> [DIRECTIVE]:
Of all the lines in the data below, how many contain "color"? Report that number alone.
******
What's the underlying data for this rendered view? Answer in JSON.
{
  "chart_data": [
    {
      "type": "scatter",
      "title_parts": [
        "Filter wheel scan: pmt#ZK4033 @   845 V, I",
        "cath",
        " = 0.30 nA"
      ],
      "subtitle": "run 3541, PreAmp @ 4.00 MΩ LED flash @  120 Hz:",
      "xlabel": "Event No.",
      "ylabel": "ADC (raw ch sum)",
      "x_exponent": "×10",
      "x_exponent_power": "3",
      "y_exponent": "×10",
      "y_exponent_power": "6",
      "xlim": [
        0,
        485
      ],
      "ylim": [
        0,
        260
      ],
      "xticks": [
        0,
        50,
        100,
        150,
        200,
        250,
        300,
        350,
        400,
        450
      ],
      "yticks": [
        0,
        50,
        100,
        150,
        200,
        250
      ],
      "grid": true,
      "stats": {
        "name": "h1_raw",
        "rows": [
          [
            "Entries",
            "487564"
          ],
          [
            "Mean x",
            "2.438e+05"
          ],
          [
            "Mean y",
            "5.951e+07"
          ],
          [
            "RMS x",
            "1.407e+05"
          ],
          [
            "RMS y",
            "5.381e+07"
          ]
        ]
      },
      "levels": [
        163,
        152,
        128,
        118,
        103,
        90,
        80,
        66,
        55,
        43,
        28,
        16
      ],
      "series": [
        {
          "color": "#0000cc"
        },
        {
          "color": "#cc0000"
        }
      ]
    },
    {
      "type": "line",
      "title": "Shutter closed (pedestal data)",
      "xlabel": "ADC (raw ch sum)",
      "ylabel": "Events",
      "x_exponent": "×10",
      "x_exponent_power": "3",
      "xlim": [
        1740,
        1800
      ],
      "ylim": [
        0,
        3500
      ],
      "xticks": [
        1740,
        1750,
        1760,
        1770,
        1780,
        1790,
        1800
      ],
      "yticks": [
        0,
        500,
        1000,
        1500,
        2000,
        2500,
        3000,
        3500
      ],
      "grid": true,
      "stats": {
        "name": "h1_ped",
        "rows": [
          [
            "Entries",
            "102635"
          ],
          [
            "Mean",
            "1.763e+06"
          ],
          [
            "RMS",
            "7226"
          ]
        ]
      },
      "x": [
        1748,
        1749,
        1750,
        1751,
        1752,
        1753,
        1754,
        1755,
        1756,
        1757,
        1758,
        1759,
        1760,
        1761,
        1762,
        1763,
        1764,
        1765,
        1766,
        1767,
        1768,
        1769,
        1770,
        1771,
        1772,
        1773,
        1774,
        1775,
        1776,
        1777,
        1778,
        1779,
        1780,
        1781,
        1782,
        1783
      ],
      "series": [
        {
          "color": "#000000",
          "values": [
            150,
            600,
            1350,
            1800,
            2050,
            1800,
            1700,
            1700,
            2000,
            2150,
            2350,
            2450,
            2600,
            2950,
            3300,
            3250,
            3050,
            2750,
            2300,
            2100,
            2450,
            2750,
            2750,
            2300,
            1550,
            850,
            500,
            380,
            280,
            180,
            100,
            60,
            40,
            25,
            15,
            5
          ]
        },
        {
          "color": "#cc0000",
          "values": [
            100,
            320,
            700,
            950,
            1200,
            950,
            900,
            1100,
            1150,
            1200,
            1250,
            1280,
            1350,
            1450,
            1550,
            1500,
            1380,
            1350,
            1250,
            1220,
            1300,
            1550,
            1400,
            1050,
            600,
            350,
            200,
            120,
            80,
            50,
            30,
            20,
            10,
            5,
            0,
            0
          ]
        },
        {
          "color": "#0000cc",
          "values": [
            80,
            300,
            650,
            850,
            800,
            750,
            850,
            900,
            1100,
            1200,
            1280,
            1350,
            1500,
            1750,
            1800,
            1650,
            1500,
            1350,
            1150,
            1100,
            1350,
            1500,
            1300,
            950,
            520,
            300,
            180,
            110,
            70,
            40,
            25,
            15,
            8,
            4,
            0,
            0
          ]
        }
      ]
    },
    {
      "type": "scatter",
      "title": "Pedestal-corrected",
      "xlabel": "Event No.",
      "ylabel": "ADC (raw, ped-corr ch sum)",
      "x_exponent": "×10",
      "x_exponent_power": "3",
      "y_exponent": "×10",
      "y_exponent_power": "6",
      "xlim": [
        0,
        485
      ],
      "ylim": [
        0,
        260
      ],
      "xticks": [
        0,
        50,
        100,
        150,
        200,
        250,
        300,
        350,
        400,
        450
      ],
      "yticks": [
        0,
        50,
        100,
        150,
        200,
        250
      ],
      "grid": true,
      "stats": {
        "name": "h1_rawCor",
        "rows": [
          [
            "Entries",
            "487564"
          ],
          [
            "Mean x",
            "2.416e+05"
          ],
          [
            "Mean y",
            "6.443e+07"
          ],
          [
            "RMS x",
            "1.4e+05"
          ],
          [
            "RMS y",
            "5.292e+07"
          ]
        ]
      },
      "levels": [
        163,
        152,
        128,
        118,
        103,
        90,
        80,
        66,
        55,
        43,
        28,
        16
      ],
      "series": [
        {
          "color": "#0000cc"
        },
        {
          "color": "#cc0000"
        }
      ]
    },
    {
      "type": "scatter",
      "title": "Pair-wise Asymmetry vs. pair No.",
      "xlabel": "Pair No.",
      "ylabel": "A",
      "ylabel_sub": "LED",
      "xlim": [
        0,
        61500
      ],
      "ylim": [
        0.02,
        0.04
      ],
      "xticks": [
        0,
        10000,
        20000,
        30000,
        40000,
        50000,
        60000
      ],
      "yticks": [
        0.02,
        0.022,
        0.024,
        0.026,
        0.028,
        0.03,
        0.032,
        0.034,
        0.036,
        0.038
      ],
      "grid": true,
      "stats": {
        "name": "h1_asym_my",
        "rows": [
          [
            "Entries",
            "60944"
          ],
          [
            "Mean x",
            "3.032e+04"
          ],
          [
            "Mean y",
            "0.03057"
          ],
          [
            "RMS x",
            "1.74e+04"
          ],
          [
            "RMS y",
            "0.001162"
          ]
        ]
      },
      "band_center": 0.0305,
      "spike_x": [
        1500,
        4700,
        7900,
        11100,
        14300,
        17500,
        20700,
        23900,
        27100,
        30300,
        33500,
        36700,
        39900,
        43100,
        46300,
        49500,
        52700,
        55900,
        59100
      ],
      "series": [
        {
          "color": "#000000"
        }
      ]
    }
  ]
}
******
> [COMPLETED TASK]:
8